WHAT IS EXPECTED. For the listing underneath, give the count of lines containing the string "костные" and nothing further.
====== RECORD LIST ======
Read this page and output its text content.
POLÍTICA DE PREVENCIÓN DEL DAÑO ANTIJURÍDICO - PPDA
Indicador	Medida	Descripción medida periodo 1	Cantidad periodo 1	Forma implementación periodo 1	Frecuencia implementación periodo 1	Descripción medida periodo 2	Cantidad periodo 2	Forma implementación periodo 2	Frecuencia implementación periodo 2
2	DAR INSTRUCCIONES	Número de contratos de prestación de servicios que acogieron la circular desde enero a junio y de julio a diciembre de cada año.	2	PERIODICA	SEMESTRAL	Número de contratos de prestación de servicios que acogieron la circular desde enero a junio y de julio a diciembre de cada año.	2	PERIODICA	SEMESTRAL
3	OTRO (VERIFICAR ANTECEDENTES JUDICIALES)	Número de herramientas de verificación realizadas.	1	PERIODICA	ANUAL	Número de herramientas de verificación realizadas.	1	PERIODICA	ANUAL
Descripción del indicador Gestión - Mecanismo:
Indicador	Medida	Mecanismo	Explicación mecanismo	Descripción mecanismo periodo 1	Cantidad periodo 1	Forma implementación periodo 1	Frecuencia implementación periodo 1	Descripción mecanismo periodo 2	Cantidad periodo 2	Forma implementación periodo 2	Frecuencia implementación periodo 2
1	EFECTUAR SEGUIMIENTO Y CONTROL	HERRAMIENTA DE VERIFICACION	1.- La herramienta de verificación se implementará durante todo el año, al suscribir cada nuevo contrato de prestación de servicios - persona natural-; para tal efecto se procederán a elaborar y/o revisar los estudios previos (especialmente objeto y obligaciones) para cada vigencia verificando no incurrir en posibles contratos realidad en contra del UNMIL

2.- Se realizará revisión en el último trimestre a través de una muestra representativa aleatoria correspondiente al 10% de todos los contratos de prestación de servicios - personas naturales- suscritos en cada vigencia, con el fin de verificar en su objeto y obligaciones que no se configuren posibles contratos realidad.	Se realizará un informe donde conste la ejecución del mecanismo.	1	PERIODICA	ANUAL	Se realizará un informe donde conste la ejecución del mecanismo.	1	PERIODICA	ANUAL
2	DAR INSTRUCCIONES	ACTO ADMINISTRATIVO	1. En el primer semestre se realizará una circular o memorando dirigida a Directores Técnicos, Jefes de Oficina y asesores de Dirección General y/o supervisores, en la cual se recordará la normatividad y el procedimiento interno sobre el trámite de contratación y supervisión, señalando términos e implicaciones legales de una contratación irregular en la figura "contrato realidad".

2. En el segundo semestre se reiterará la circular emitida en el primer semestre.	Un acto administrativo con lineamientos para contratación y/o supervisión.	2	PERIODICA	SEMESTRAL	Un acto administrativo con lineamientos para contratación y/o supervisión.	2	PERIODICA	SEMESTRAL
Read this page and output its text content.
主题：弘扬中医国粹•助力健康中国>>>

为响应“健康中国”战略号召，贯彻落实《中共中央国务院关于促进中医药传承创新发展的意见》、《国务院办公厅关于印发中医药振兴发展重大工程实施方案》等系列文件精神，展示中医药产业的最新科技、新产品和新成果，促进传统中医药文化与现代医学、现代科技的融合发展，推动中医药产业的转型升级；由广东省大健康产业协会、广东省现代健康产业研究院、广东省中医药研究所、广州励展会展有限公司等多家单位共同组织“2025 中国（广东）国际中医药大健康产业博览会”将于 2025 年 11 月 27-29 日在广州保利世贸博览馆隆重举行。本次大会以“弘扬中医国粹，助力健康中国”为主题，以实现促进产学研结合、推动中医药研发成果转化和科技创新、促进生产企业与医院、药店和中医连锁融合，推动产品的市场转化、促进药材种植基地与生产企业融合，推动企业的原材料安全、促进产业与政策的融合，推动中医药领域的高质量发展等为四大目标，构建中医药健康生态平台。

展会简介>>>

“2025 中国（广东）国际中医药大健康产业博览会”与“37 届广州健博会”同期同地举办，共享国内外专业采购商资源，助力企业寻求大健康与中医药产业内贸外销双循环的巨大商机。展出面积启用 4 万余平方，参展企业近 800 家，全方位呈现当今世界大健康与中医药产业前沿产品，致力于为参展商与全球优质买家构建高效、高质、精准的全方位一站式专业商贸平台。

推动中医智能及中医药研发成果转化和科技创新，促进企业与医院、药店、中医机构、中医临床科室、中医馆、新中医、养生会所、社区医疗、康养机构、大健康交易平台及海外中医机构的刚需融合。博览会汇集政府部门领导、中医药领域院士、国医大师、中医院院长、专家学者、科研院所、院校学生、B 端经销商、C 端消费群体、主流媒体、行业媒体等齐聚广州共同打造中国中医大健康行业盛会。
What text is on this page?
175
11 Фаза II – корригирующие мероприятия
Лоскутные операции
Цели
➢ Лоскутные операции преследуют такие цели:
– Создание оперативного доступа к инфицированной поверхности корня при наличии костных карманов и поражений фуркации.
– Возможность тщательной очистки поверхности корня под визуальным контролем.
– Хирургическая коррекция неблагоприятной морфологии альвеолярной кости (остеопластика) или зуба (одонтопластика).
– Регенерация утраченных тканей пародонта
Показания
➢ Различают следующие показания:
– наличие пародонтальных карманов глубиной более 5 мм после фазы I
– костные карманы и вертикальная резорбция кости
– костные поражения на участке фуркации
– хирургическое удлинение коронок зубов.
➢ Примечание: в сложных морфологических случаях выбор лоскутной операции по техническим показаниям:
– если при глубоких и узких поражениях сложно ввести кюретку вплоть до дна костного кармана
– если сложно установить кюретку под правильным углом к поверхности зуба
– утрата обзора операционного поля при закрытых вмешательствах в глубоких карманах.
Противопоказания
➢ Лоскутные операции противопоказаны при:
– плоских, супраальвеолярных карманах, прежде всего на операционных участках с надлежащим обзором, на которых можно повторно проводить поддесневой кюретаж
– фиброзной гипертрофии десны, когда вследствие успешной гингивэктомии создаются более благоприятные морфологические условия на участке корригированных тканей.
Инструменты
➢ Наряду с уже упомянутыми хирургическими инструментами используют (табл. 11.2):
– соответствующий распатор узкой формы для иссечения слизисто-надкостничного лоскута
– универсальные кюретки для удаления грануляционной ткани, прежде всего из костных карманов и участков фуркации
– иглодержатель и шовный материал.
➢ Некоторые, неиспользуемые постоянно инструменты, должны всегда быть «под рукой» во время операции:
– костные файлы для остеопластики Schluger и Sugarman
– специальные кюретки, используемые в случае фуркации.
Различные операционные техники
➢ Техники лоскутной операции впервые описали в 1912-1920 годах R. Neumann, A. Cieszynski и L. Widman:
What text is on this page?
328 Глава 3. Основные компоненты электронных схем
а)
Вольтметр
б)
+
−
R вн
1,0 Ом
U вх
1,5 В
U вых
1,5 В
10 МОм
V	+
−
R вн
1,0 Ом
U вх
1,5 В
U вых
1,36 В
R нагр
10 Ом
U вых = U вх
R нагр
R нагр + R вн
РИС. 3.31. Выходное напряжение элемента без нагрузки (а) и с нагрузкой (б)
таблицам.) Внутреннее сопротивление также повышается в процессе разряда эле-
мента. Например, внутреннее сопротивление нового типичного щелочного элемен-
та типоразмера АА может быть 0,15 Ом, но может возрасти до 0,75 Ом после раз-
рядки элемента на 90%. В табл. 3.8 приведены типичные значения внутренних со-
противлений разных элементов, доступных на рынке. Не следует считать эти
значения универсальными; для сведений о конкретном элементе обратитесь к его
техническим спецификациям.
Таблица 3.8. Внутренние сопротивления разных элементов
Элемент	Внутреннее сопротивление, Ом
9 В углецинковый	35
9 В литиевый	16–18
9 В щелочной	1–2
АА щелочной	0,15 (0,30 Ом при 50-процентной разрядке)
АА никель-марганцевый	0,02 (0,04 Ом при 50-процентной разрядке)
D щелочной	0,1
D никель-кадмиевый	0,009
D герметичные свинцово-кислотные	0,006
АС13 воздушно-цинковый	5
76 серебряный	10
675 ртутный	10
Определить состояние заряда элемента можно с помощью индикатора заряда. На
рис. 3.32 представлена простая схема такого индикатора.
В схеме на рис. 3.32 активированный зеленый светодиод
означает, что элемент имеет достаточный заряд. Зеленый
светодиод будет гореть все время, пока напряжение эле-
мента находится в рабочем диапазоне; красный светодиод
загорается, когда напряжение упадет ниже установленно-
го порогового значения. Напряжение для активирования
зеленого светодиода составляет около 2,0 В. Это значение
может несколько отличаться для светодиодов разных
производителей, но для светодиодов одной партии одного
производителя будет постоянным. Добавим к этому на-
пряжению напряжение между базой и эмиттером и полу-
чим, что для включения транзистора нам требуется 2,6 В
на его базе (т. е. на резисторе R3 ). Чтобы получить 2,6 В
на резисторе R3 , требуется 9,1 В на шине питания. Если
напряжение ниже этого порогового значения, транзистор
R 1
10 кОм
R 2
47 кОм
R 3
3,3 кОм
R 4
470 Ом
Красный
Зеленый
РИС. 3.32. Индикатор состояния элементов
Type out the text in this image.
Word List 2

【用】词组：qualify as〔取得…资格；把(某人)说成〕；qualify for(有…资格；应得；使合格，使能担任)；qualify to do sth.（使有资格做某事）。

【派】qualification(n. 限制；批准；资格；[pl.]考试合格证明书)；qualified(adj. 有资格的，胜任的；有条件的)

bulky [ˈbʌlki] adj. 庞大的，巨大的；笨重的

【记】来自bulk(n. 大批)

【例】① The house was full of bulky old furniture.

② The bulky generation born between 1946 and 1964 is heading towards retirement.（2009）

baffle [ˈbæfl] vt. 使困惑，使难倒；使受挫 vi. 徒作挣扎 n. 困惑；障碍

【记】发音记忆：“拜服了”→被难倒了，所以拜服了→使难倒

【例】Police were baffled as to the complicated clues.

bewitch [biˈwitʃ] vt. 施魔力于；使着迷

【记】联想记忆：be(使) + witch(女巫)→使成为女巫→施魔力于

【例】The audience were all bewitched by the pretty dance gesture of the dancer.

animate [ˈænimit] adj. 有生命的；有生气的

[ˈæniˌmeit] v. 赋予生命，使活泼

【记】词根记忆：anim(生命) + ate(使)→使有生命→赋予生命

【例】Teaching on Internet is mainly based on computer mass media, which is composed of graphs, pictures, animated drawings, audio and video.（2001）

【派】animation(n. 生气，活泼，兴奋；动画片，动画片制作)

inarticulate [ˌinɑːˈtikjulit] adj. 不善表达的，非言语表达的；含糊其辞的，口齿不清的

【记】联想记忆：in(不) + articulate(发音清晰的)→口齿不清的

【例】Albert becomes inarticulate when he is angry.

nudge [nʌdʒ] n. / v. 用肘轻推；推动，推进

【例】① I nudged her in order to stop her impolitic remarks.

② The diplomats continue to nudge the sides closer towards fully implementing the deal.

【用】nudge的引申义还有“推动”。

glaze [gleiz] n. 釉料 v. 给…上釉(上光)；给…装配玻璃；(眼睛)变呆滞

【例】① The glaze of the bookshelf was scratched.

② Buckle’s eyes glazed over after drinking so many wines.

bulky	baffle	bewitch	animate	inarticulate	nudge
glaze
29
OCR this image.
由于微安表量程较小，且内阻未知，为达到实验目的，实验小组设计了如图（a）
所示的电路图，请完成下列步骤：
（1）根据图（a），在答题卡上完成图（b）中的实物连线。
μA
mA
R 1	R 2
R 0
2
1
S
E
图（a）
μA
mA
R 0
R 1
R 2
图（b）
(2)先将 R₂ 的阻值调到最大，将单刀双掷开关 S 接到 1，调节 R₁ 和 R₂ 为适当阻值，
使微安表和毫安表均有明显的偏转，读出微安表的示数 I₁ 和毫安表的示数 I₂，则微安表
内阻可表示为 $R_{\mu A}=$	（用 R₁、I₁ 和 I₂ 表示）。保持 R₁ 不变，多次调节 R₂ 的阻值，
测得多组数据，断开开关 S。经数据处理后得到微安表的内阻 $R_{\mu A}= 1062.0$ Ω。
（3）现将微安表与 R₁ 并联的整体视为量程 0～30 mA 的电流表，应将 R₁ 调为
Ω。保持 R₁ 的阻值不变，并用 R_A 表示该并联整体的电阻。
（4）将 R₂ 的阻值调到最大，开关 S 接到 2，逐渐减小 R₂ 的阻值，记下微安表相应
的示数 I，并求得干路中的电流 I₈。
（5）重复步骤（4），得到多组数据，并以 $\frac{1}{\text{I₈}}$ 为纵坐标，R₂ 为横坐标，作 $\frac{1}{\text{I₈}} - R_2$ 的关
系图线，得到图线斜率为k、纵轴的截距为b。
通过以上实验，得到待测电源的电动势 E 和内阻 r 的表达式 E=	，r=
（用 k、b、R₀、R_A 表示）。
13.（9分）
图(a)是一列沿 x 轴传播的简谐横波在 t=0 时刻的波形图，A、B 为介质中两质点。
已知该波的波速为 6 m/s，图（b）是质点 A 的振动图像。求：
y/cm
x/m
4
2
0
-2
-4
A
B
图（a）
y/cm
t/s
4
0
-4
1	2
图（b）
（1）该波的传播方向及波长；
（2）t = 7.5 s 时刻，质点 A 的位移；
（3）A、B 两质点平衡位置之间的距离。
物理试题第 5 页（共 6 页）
======
WRITTEN RESPONSE. 3